- [Task details]: Can all of these lines be returned exactly?

(Data entries for graphics)
## Start

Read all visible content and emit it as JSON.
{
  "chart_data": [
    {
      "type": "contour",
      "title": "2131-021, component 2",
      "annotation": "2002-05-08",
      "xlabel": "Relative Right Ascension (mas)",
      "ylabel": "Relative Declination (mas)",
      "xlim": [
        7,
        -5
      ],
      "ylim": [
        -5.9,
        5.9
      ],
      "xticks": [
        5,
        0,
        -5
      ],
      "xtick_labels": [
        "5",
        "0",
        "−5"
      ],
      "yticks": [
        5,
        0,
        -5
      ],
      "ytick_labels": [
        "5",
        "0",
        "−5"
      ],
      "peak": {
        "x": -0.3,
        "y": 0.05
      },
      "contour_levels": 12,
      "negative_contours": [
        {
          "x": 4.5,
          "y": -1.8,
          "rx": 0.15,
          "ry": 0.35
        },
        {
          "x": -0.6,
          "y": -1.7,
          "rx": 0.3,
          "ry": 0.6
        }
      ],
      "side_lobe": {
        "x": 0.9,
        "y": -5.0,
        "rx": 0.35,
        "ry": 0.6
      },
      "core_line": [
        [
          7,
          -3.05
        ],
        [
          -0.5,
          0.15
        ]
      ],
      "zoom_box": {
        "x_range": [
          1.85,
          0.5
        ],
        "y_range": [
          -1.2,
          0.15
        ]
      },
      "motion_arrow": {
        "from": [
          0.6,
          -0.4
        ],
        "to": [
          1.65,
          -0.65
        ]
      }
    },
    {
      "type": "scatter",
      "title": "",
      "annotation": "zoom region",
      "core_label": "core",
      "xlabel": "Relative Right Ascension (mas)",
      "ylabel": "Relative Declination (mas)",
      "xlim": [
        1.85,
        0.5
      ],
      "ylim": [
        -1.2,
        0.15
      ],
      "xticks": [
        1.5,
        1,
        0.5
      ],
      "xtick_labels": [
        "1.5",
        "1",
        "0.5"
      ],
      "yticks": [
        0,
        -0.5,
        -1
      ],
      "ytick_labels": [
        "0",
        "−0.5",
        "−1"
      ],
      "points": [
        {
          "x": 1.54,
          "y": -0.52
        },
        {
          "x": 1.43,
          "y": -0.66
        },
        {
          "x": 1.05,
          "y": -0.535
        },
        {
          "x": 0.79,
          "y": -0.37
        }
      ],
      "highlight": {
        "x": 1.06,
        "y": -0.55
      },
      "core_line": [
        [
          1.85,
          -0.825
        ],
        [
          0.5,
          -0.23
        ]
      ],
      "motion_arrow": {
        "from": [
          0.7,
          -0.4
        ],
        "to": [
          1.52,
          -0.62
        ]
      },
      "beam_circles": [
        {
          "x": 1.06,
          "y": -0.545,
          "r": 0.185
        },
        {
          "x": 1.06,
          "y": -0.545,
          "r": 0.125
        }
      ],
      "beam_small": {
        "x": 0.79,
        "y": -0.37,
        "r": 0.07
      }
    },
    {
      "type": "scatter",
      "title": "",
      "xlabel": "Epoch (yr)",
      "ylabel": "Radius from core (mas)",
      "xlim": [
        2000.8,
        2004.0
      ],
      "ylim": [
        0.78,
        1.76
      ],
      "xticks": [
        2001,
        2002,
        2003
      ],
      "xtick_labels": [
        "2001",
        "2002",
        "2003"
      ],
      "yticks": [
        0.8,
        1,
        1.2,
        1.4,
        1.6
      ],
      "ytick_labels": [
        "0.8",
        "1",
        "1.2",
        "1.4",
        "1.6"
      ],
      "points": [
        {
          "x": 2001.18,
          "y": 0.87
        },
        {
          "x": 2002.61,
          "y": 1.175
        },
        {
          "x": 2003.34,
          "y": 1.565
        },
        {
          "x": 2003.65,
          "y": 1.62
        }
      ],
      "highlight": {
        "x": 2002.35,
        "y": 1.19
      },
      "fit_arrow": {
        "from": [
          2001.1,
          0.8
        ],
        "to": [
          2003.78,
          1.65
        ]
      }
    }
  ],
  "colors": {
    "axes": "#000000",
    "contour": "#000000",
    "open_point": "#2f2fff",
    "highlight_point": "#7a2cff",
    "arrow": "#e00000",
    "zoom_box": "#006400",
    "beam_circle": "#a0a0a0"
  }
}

## End

- [Reply]:
Read all visible content and emit it as JSON.
{
  "chart_data": [
    {
      "type": "contour",
      "title": "2131-021, component 2",
      "annotation": "2002-05-08",
      "xlabel": "Relative Right Ascension (mas)",
      "ylabel": "Relative Declination (mas)",
      "xlim": [
        7,
        -5
      ],
      "ylim": [
        -5.9,
        5.9
      ],
      "xticks": [
        5,
        0,
        -5
      ],
      "xtick_labels": [
        "5",
        "0",
        "−5"
      ],
      "yticks": [
        5,
        0,
        -5
      ],
      "ytick_labels": [
        "5",
        "0",
        "−5"
      ],
      "peak": {
        "x": -0.3,
        "y": 0.05
      },
      "contour_levels": 12,
      "negative_contours": [
        {
          "x": 4.5,
          "y": -1.8,
          "rx": 0.15,
          "ry": 0.35
        },
        {
          "x": -0.6,
          "y": -1.7,
          "rx": 0.3,
          "ry": 0.6
        }
      ],
      "side_lobe": {
        "x": 0.9,
        "y": -5.0,
        "rx": 0.35,
        "ry": 0.6
      },
      "core_line": [
        [
          7,
          -3.05
        ],
        [
          -0.5,
          0.15
        ]
      ],
      "zoom_box": {
        "x_range": [
          1.85,
          0.5
        ],
        "y_range": [
          -1.2,
          0.15
        ]
      },
      "motion_arrow": {
        "from": [
          0.6,
          -0.4
        ],
        "to": [
          1.65,
          -0.65
        ]
      }
    },
    {
      "type": "scatter",
      "title": "",
      "annotation": "zoom region",
      "core_label": "core",
      "xlabel": "Relative Right Ascension (mas)",
      "ylabel": "Relative Declination (mas)",
      "xlim": [
        1.85,
        0.5
      ],
      "ylim": [
        -1.2,
        0.15
      ],
      "xticks": [
        1.5,
        1,
        0.5
      ],
      "xtick_labels": [
        "1.5",
        "1",
        "0.5"
      ],
      "yticks": [
        0,
        -0.5,
        -1
      ],
      "ytick_labels": [
        "0",
        "−0.5",
        "−1"
      ],
      "points": [
        {
          "x": 1.54,
          "y": -0.52
        },
        {
          "x": 1.43,
          "y": -0.66
        },
        {
          "x": 1.05,
          "y": -0.535
        },
        {
          "x": 0.79,
          "y": -0.37
        }
      ],
      "highlight": {
        "x": 1.06,
        "y": -0.55
      },
      "core_line": [
        [
          1.85,
          -0.825
        ],
        [
          0.5,
          -0.23
        ]
      ],
      "motion_arrow": {
        "from": [
          0.7,
          -0.4
        ],
        "to": [
          1.52,
          -0.62
        ]
      },
      "beam_circles": [
        {
          "x": 1.06,
          "y": -0.545,
          "r": 0.185
        },
        {
          "x": 1.06,
          "y": -0.545,
          "r": 0.125
        }
      ],
      "beam_small": {
        "x": 0.79,
        "y": -0.37,
        "r": 0.07
      }
    },
    {
      "type": "scatter",
      "title": "",
      "xlabel": "Epoch (yr)",
      "ylabel": "Radius from core (mas)",
      "xlim": [
        2000.8,
        2004.0
      ],
      "ylim": [
        0.78,
        1.76
      ],
      "xticks": [
        2001,
        2002,
        2003
      ],
      "xtick_labels": [
        "2001",
        "2002",
        "2003"
      ],
      "yticks": [
        0.8,
        1,
        1.2,
        1.4,
        1.6
      ],
      "ytick_labels": [
        "0.8",
        "1",
        "1.2",
        "1.4",
        "1.6"
      ],
      "points": [
        {
          "x": 2001.18,
          "y": 0.87
        },
        {
          "x": 2002.61,
          "y": 1.175
        },
        {
          "x": 2003.34,
          "y": 1.565
        },
        {
          "x": 2003.65,
          "y": 1.62
        }
      ],
      "highlight": {
        "x": 2002.35,
        "y": 1.19
      },
      "fit_arrow": {
        "from": [
          2001.1,
          0.8
        ],
        "to": [
          2003.78,
          1.65
        ]
      }
    }
  ],
  "colors": {
    "axes": "#000000",
    "contour": "#000000",
    "open_point": "#2f2fff",
    "highlight_point": "#7a2cff",
    "arrow": "#e00000",
    "zoom_box": "#006400",
    "beam_circle": "#a0a0a0"
  }
}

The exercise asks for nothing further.